What you need to do: Restate every line of the material, word for word.

Data entries:

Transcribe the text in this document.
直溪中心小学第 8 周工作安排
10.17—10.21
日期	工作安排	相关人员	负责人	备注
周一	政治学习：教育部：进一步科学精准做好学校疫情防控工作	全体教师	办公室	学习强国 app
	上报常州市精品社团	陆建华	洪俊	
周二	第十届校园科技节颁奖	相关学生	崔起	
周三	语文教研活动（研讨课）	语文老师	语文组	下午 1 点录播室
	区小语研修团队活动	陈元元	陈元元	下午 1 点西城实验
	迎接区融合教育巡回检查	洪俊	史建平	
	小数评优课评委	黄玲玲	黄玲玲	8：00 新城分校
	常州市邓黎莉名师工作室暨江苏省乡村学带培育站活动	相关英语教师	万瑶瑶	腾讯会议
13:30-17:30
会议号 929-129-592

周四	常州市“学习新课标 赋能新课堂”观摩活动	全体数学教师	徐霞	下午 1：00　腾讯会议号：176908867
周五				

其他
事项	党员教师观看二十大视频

Written response:
Transcribe the text in this document.
直溪中心小学第 8 周工作安排
10.17—10.21
日期	工作安排	相关人员	负责人	备注
周一	政治学习：教育部：进一步科学精准做好学校疫情防控工作	全体教师	办公室	学习强国 app
	上报常州市精品社团	陆建华	洪俊	
周二	第十届校园科技节颁奖	相关学生	崔起	
周三	语文教研活动（研讨课）	语文老师	语文组	下午 1 点录播室
	区小语研修团队活动	陈元元	陈元元	下午 1 点西城实验
	迎接区融合教育巡回检查	洪俊	史建平	
	小数评优课评委	黄玲玲	黄玲玲	8：00 新城分校
	常州市邓黎莉名师工作室暨江苏省乡村学带培育站活动	相关英语教师	万瑶瑶	腾讯会议
13:30-17:30
会议号 929-129-592

周四	常州市“学习新课标 赋能新课堂”观摩活动	全体数学教师	徐霞	下午 1：00　腾讯会议号：176908867
周五				

其他
事项	党员教师观看二十大视频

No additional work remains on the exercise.